What is required – Gather from the listing below each line that includes the word "data", and copy it.

* Begin *

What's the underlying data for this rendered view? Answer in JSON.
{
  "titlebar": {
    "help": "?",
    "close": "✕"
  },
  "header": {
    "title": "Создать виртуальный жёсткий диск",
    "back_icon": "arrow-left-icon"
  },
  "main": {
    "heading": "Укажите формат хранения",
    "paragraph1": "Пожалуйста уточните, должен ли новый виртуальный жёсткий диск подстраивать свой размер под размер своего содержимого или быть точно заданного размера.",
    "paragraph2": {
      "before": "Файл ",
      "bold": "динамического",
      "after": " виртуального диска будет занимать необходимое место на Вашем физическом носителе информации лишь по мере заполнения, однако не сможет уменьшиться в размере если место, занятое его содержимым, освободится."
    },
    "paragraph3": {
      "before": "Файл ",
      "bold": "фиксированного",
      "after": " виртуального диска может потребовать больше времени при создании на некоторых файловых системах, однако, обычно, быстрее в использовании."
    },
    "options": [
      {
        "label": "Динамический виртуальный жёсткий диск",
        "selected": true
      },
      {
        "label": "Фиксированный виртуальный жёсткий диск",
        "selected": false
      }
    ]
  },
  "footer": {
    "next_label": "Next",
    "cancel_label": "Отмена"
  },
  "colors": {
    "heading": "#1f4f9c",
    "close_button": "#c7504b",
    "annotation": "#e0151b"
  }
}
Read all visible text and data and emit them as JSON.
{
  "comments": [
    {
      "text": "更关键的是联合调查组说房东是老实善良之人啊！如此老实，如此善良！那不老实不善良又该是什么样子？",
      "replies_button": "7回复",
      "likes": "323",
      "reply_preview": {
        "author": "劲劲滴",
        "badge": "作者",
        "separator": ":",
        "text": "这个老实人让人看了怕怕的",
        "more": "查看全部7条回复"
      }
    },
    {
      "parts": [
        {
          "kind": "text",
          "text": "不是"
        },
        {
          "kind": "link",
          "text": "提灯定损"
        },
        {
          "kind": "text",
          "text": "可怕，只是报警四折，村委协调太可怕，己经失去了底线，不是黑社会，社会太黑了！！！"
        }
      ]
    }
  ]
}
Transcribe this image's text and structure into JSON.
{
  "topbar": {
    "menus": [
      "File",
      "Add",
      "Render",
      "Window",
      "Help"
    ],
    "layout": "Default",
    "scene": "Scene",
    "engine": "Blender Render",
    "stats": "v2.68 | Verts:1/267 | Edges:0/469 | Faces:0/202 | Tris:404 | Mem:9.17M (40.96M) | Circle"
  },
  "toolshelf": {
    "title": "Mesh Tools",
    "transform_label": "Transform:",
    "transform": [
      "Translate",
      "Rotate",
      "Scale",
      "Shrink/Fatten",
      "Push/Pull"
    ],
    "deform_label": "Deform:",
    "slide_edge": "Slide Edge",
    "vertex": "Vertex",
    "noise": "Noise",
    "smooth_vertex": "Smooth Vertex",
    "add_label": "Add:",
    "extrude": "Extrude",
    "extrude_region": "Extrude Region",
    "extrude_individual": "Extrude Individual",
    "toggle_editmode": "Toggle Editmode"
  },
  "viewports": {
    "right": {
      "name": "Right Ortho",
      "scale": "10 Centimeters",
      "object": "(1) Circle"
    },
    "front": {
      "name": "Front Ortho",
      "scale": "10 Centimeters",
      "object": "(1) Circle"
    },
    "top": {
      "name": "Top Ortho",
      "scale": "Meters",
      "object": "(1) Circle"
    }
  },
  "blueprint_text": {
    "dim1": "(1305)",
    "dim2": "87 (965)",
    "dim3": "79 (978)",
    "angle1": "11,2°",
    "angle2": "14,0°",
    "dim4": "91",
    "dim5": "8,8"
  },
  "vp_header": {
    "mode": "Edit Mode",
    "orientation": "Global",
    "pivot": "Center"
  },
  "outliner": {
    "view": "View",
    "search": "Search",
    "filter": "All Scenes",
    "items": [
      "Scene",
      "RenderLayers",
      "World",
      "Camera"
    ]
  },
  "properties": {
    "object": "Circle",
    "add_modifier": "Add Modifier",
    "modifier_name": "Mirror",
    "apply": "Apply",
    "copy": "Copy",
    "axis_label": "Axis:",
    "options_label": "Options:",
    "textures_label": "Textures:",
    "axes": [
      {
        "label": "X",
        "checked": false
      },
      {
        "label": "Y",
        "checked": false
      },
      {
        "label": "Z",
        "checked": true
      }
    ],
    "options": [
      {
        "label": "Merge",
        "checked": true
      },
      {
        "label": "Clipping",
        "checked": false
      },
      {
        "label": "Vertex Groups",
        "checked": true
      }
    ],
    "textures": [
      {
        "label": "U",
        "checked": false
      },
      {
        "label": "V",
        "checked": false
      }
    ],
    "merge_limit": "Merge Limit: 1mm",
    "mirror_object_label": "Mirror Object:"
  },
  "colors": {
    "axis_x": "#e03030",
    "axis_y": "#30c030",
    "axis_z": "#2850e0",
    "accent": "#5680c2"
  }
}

* End *

Result for this exercise –
What's the underlying data for this rendered view? Answer in JSON.
Read all visible text and data and emit them as JSON.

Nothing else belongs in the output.